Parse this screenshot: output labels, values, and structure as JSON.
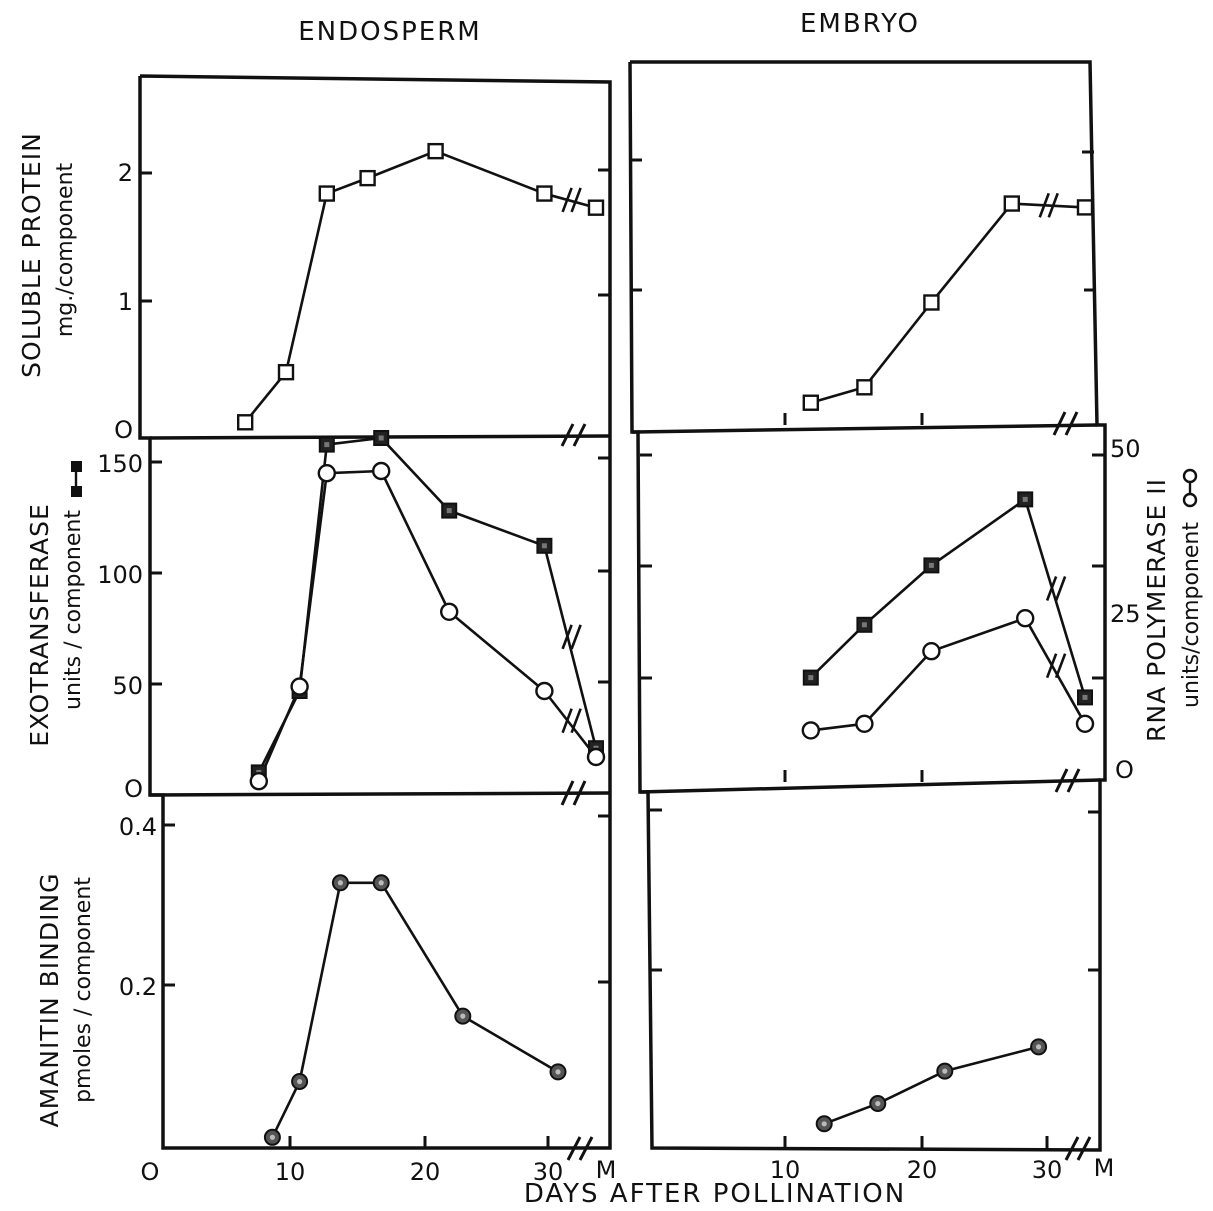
{
  "figure": {
    "column_titles": [
      "ENDOSPERM",
      "EMBRYO"
    ],
    "xlabel": "DAYS AFTER POLLINATION",
    "x_ticks_endosperm": [
      "O",
      "10",
      "20",
      "30",
      "M"
    ],
    "x_ticks_embryo": [
      "10",
      "20",
      "30",
      "M"
    ],
    "row_labels": [
      {
        "main": "SOLUBLE PROTEIN",
        "sub": "mg./component"
      },
      {
        "main": "EXOTRANSFERASE",
        "sub": "units / component"
      },
      {
        "main": "AMANITIN BINDING",
        "sub": "pmoles / component"
      }
    ],
    "right_label": {
      "main": "RNA POLYMERASE II",
      "sub": "units/component"
    },
    "y_ticks": {
      "protein": [
        "O",
        "1",
        "2"
      ],
      "exo": [
        "O",
        "50",
        "100",
        "150"
      ],
      "amanitin": [
        "0.2",
        "0.4"
      ],
      "rna": [
        "O",
        "25",
        "50"
      ]
    }
  },
  "chart_data": [
    {
      "type": "line",
      "panel": "endosperm-soluble-protein",
      "x_unit": "days after pollination",
      "ylim": [
        0,
        2.5
      ],
      "series": [
        {
          "marker": "open-square",
          "points": [
            [
              7,
              0.06
            ],
            [
              10,
              0.45
            ],
            [
              13,
              1.84
            ],
            [
              16,
              1.96
            ],
            [
              21,
              2.17
            ],
            [
              29,
              1.84
            ],
            [
              "M",
              1.73
            ]
          ]
        }
      ]
    },
    {
      "type": "line",
      "panel": "embryo-soluble-protein",
      "x_unit": "days after pollination",
      "ylim": [
        0,
        2.5
      ],
      "series": [
        {
          "marker": "open-square",
          "points": [
            [
              13,
              0.15
            ],
            [
              17,
              0.27
            ],
            [
              22,
              0.93
            ],
            [
              28,
              1.7
            ],
            [
              "M",
              1.67
            ]
          ]
        }
      ]
    },
    {
      "type": "line",
      "panel": "endosperm-exotransferase-rna-polymerase",
      "x_unit": "days after pollination",
      "ylim": [
        0,
        150
      ],
      "series": [
        {
          "marker": "filled-square",
          "points": [
            [
              8,
              8
            ],
            [
              11,
              45
            ],
            [
              13,
              157
            ],
            [
              17,
              160
            ],
            [
              22,
              127
            ],
            [
              29,
              111
            ],
            [
              "M",
              19
            ]
          ]
        },
        {
          "marker": "open-circle",
          "points": [
            [
              8,
              4
            ],
            [
              11,
              47
            ],
            [
              13,
              144
            ],
            [
              17,
              145
            ],
            [
              22,
              81
            ],
            [
              29,
              45
            ],
            [
              "M",
              15
            ]
          ]
        }
      ]
    },
    {
      "type": "line",
      "panel": "embryo-exotransferase-rna-polymerase",
      "x_unit": "days after pollination",
      "ylim": [
        0,
        50
      ],
      "series": [
        {
          "marker": "filled-square",
          "points": [
            [
              13,
              14
            ],
            [
              17,
              22
            ],
            [
              22,
              31
            ],
            [
              29,
              41
            ],
            [
              "M",
              11
            ]
          ]
        },
        {
          "marker": "open-circle",
          "points": [
            [
              13,
              6
            ],
            [
              17,
              7
            ],
            [
              22,
              18
            ],
            [
              29,
              23
            ],
            [
              "M",
              7
            ]
          ]
        }
      ]
    },
    {
      "type": "line",
      "panel": "endosperm-amanitin-binding",
      "x_unit": "days after pollination",
      "ylim": [
        0,
        0.4
      ],
      "series": [
        {
          "marker": "dotted-circle",
          "points": [
            [
              9,
              0.012
            ],
            [
              11,
              0.081
            ],
            [
              14,
              0.327
            ],
            [
              17,
              0.327
            ],
            [
              23,
              0.162
            ],
            [
              30,
              0.093
            ]
          ]
        }
      ]
    },
    {
      "type": "line",
      "panel": "embryo-amanitin-binding",
      "x_unit": "days after pollination",
      "ylim": [
        0,
        0.4
      ],
      "series": [
        {
          "marker": "dotted-circle",
          "points": [
            [
              14,
              0.02
            ],
            [
              18,
              0.045
            ],
            [
              23,
              0.085
            ],
            [
              30,
              0.115
            ]
          ]
        }
      ]
    }
  ]
}
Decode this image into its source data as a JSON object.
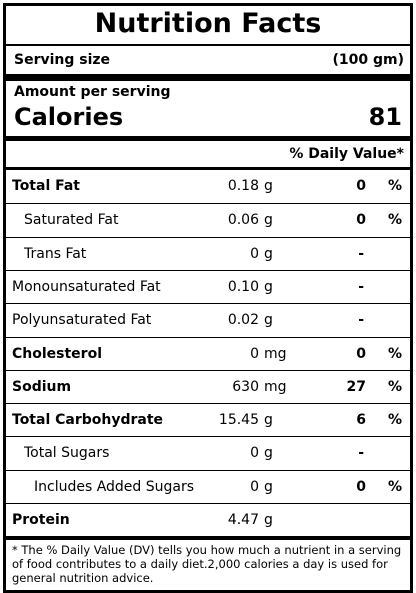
{
  "header": {
    "title": "Nutrition Facts",
    "serving_label": "Serving size",
    "serving_value": "(100 gm)"
  },
  "calories": {
    "caption": "Amount per serving",
    "label": "Calories",
    "value": "81"
  },
  "dv_header": "% Daily Value*",
  "rows": [
    {
      "name": "Total Fat",
      "amount": "0.18",
      "unit": "g",
      "dv": "0",
      "dv_unit": "%"
    },
    {
      "name": "Saturated Fat",
      "amount": "0.06",
      "unit": "g",
      "dv": "0",
      "dv_unit": "%"
    },
    {
      "name": "Trans Fat",
      "amount": "0",
      "unit": "g",
      "dv": "-"
    },
    {
      "name": "Monounsaturated Fat",
      "amount": "0.10",
      "unit": "g",
      "dv": "-"
    },
    {
      "name": "Polyunsaturated Fat",
      "amount": "0.02",
      "unit": "g",
      "dv": "-"
    },
    {
      "name": "Cholesterol",
      "amount": "0",
      "unit": "mg",
      "dv": "0",
      "dv_unit": "%"
    },
    {
      "name": "Sodium",
      "amount": "630",
      "unit": "mg",
      "dv": "27",
      "dv_unit": "%"
    },
    {
      "name": "Total Carbohydrate",
      "amount": "15.45",
      "unit": "g",
      "dv": "6",
      "dv_unit": "%"
    },
    {
      "name": "Total Sugars",
      "amount": "0",
      "unit": "g",
      "dv": "-"
    },
    {
      "name": "Includes Added Sugars",
      "amount": "0",
      "unit": "g",
      "dv": "0",
      "dv_unit": "%"
    },
    {
      "name": "Protein",
      "amount": "4.47",
      "unit": "g"
    }
  ],
  "footnote": "* The % Daily Value (DV) tells you how much a nutrient in a serving of food contributes to a daily diet.2,000 calories a day is used for general nutrition advice."
}
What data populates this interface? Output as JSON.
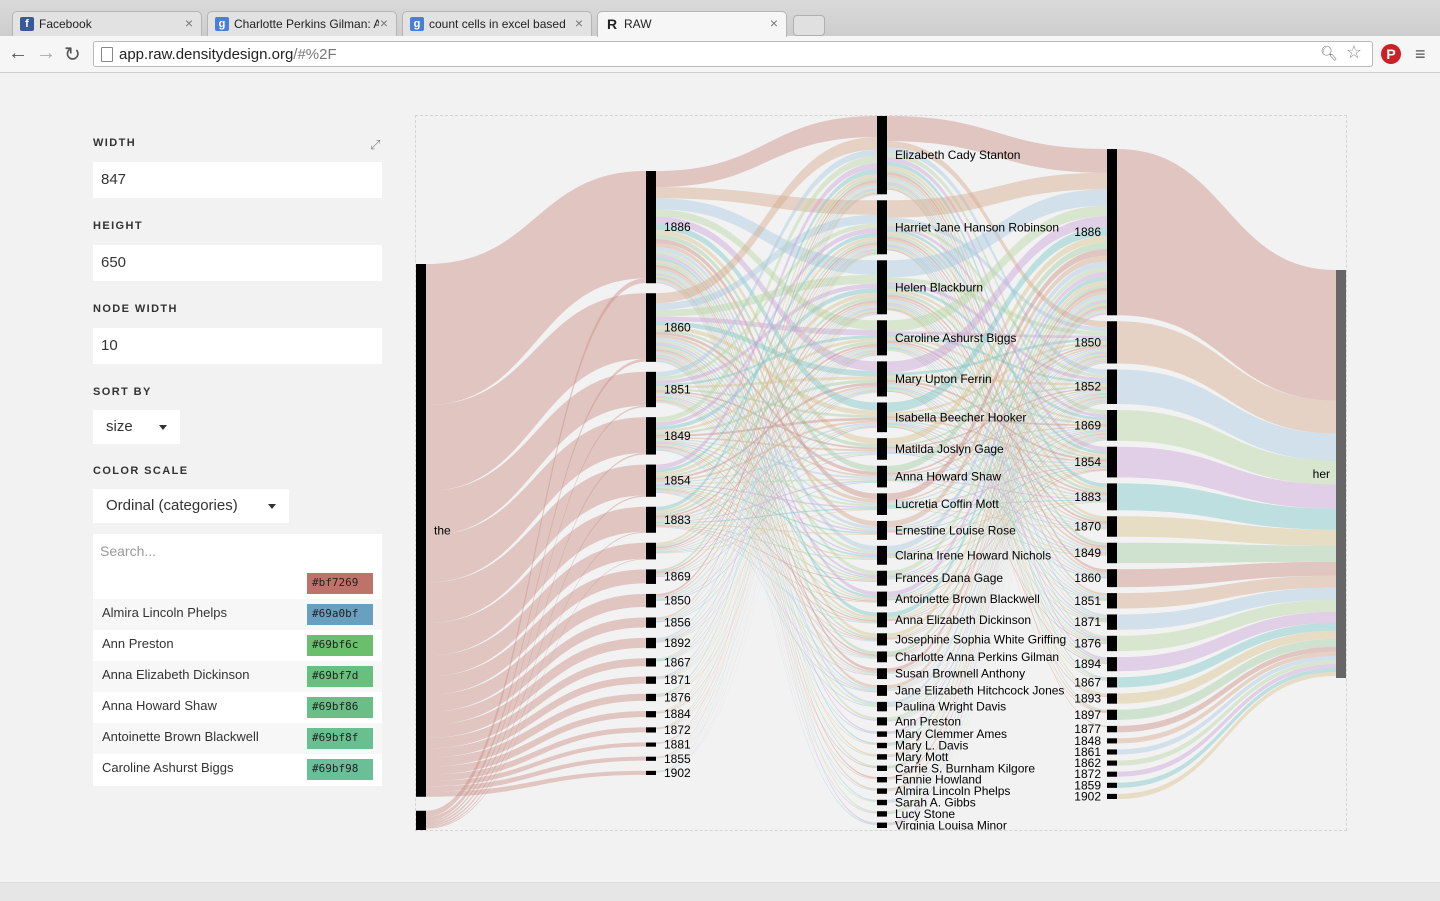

The task = Nothing but the text is wanted: repeat the data above exactly, without its images.

Your solution =
Parse this screenshot: output labels, values, and structure as JSON.
{
  "figure": {
    "column_titles": [
      "ENDOSPERM",
      "EMBRYO"
    ],
    "xlabel": "DAYS AFTER POLLINATION",
    "x_ticks_endosperm": [
      "O",
      "10",
      "20",
      "30",
      "M"
    ],
    "x_ticks_embryo": [
      "10",
      "20",
      "30",
      "M"
    ],
    "row_labels": [
      {
        "main": "SOLUBLE PROTEIN",
        "sub": "mg./component"
      },
      {
        "main": "EXOTRANSFERASE",
        "sub": "units / component"
      },
      {
        "main": "AMANITIN BINDING",
        "sub": "pmoles / component"
      }
    ],
    "right_label": {
      "main": "RNA POLYMERASE II",
      "sub": "units/component"
    },
    "y_ticks": {
      "protein": [
        "O",
        "1",
        "2"
      ],
      "exo": [
        "O",
        "50",
        "100",
        "150"
      ],
      "amanitin": [
        "0.2",
        "0.4"
      ],
      "rna": [
        "O",
        "25",
        "50"
      ]
    }
  },
  "chart_data": [
    {
      "type": "line",
      "panel": "endosperm-soluble-protein",
      "x_unit": "days after pollination",
      "ylim": [
        0,
        2.5
      ],
      "series": [
        {
          "marker": "open-square",
          "points": [
            [
              7,
              0.06
            ],
            [
              10,
              0.45
            ],
            [
              13,
              1.84
            ],
            [
              16,
              1.96
            ],
            [
              21,
              2.17
            ],
            [
              29,
              1.84
            ],
            [
              "M",
              1.73
            ]
          ]
        }
      ]
    },
    {
      "type": "line",
      "panel": "embryo-soluble-protein",
      "x_unit": "days after pollination",
      "ylim": [
        0,
        2.5
      ],
      "series": [
        {
          "marker": "open-square",
          "points": [
            [
              13,
              0.15
            ],
            [
              17,
              0.27
            ],
            [
              22,
              0.93
            ],
            [
              28,
              1.7
            ],
            [
              "M",
              1.67
            ]
          ]
        }
      ]
    },
    {
      "type": "line",
      "panel": "endosperm-exotransferase-rna-polymerase",
      "x_unit": "days after pollination",
      "ylim": [
        0,
        150
      ],
      "series": [
        {
          "marker": "filled-square",
          "points": [
            [
              8,
              8
            ],
            [
              11,
              45
            ],
            [
              13,
              157
            ],
            [
              17,
              160
            ],
            [
              22,
              127
            ],
            [
              29,
              111
            ],
            [
              "M",
              19
            ]
          ]
        },
        {
          "marker": "open-circle",
          "points": [
            [
              8,
              4
            ],
            [
              11,
              47
            ],
            [
              13,
              144
            ],
            [
              17,
              145
            ],
            [
              22,
              81
            ],
            [
              29,
              45
            ],
            [
              "M",
              15
            ]
          ]
        }
      ]
    },
    {
      "type": "line",
      "panel": "embryo-exotransferase-rna-polymerase",
      "x_unit": "days after pollination",
      "ylim": [
        0,
        50
      ],
      "series": [
        {
          "marker": "filled-square",
          "points": [
            [
              13,
              14
            ],
            [
              17,
              22
            ],
            [
              22,
              31
            ],
            [
              29,
              41
            ],
            [
              "M",
              11
            ]
          ]
        },
        {
          "marker": "open-circle",
          "points": [
            [
              13,
              6
            ],
            [
              17,
              7
            ],
            [
              22,
              18
            ],
            [
              29,
              23
            ],
            [
              "M",
              7
            ]
          ]
        }
      ]
    },
    {
      "type": "line",
      "panel": "endosperm-amanitin-binding",
      "x_unit": "days after pollination",
      "ylim": [
        0,
        0.4
      ],
      "series": [
        {
          "marker": "dotted-circle",
          "points": [
            [
              9,
              0.012
            ],
            [
              11,
              0.081
            ],
            [
              14,
              0.327
            ],
            [
              17,
              0.327
            ],
            [
              23,
              0.162
            ],
            [
              30,
              0.093
            ]
          ]
        }
      ]
    },
    {
      "type": "line",
      "panel": "embryo-amanitin-binding",
      "x_unit": "days after pollination",
      "ylim": [
        0,
        0.4
      ],
      "series": [
        {
          "marker": "dotted-circle",
          "points": [
            [
              14,
              0.02
            ],
            [
              18,
              0.045
            ],
            [
              23,
              0.085
            ],
            [
              30,
              0.115
            ]
          ]
        }
      ]
    }
  ]
}
Decode this image into its source data as a JSON object.
{
  "header": {
    "title": "Nutrition Facts",
    "serving_label": "Serving size",
    "serving_value": "(100 gm)"
  },
  "calories": {
    "caption": "Amount per serving",
    "label": "Calories",
    "value": "81"
  },
  "dv_header": "% Daily Value*",
  "rows": [
    {
      "name": "Total Fat",
      "amount": "0.18",
      "unit": "g",
      "dv": "0",
      "dv_unit": "%"
    },
    {
      "name": "Saturated Fat",
      "amount": "0.06",
      "unit": "g",
      "dv": "0",
      "dv_unit": "%"
    },
    {
      "name": "Trans Fat",
      "amount": "0",
      "unit": "g",
      "dv": "-"
    },
    {
      "name": "Monounsaturated Fat",
      "amount": "0.10",
      "unit": "g",
      "dv": "-"
    },
    {
      "name": "Polyunsaturated Fat",
      "amount": "0.02",
      "unit": "g",
      "dv": "-"
    },
    {
      "name": "Cholesterol",
      "amount": "0",
      "unit": "mg",
      "dv": "0",
      "dv_unit": "%"
    },
    {
      "name": "Sodium",
      "amount": "630",
      "unit": "mg",
      "dv": "27",
      "dv_unit": "%"
    },
    {
      "name": "Total Carbohydrate",
      "amount": "15.45",
      "unit": "g",
      "dv": "6",
      "dv_unit": "%"
    },
    {
      "name": "Total Sugars",
      "amount": "0",
      "unit": "g",
      "dv": "-"
    },
    {
      "name": "Includes Added Sugars",
      "amount": "0",
      "unit": "g",
      "dv": "0",
      "dv_unit": "%"
    },
    {
      "name": "Protein",
      "amount": "4.47",
      "unit": "g"
    }
  ],
  "footnote": "* The % Daily Value (DV) tells you how much a nutrient in a serving of food contributes to a daily diet.2,000 calories a day is used for general nutrition advice."
}
What data populates this interface? Output as JSON.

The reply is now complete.